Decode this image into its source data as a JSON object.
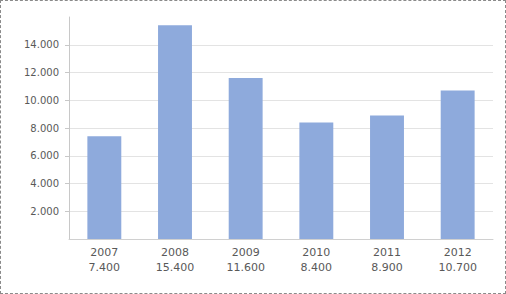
{
  "chart_data": {
    "type": "bar",
    "categories": [
      "2007",
      "2008",
      "2009",
      "2010",
      "2011",
      "2012"
    ],
    "values": [
      7400,
      15400,
      11600,
      8400,
      8900,
      10700
    ],
    "value_labels": [
      "7.400",
      "15.400",
      "11.600",
      "8.400",
      "8.900",
      "10.700"
    ],
    "color": "#8eaadc",
    "ylim": [
      0,
      16000
    ],
    "yticks": [
      {
        "value": 2000,
        "label": "2.000"
      },
      {
        "value": 4000,
        "label": "4.000"
      },
      {
        "value": 6000,
        "label": "6.000"
      },
      {
        "value": 8000,
        "label": "8.000"
      },
      {
        "value": 10000,
        "label": "10.000"
      },
      {
        "value": 12000,
        "label": "12.000"
      },
      {
        "value": 14000,
        "label": "14.000"
      }
    ],
    "grid": true
  }
}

..........

What is needed:
Keep every word of the data as it is when you write it out, but drop the pictures.

Response:
Decode this image into its source data as a JSON object.
{
  "chart_data": {
    "type": "bar",
    "categories": [
      "2007",
      "2008",
      "2009",
      "2010",
      "2011",
      "2012"
    ],
    "values": [
      7400,
      15400,
      11600,
      8400,
      8900,
      10700
    ],
    "value_labels": [
      "7.400",
      "15.400",
      "11.600",
      "8.400",
      "8.900",
      "10.700"
    ],
    "color": "#8eaadc",
    "ylim": [
      0,
      16000
    ],
    "yticks": [
      {
        "value": 2000,
        "label": "2.000"
      },
      {
        "value": 4000,
        "label": "4.000"
      },
      {
        "value": 6000,
        "label": "6.000"
      },
      {
        "value": 8000,
        "label": "8.000"
      },
      {
        "value": 10000,
        "label": "10.000"
      },
      {
        "value": 12000,
        "label": "12.000"
      },
      {
        "value": 14000,
        "label": "14.000"
      }
    ],
    "grid": true
  }
}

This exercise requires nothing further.